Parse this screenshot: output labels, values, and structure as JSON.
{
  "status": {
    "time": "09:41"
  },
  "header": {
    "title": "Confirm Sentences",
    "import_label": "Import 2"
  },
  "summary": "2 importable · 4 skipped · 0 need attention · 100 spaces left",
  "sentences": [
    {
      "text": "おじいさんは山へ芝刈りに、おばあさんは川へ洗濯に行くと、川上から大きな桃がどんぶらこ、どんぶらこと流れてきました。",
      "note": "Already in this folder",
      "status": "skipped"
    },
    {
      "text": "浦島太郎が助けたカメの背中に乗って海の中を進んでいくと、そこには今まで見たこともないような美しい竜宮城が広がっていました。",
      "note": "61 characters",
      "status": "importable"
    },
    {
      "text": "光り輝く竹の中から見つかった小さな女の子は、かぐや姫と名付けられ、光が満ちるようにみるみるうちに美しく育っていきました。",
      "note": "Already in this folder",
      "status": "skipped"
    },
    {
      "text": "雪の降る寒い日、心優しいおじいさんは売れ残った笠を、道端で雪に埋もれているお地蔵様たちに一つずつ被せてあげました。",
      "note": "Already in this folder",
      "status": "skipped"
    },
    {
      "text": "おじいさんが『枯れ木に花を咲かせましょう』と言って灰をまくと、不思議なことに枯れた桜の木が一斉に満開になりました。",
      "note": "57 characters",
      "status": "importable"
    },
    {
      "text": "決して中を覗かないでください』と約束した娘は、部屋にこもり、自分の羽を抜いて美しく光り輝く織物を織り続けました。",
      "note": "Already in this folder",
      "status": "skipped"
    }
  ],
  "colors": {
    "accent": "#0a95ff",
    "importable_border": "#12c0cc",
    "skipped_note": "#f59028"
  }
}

• **Stated goal**: Print back all the lines verbatim.

• **Solution for this problem**:
Parse this screenshot: output labels, values, and structure as JSON.
{
  "status": {
    "time": "09:41"
  },
  "header": {
    "title": "Confirm Sentences",
    "import_label": "Import 2"
  },
  "summary": "2 importable · 4 skipped · 0 need attention · 100 spaces left",
  "sentences": [
    {
      "text": "おじいさんは山へ芝刈りに、おばあさんは川へ洗濯に行くと、川上から大きな桃がどんぶらこ、どんぶらこと流れてきました。",
      "note": "Already in this folder",
      "status": "skipped"
    },
    {
      "text": "浦島太郎が助けたカメの背中に乗って海の中を進んでいくと、そこには今まで見たこともないような美しい竜宮城が広がっていました。",
      "note": "61 characters",
      "status": "importable"
    },
    {
      "text": "光り輝く竹の中から見つかった小さな女の子は、かぐや姫と名付けられ、光が満ちるようにみるみるうちに美しく育っていきました。",
      "note": "Already in this folder",
      "status": "skipped"
    },
    {
      "text": "雪の降る寒い日、心優しいおじいさんは売れ残った笠を、道端で雪に埋もれているお地蔵様たちに一つずつ被せてあげました。",
      "note": "Already in this folder",
      "status": "skipped"
    },
    {
      "text": "おじいさんが『枯れ木に花を咲かせましょう』と言って灰をまくと、不思議なことに枯れた桜の木が一斉に満開になりました。",
      "note": "57 characters",
      "status": "importable"
    },
    {
      "text": "決して中を覗かないでください』と約束した娘は、部屋にこもり、自分の羽を抜いて美しく光り輝く織物を織り続けました。",
      "note": "Already in this folder",
      "status": "skipped"
    }
  ],
  "colors": {
    "accent": "#0a95ff",
    "importable_border": "#12c0cc",
    "skipped_note": "#f59028"
  }
}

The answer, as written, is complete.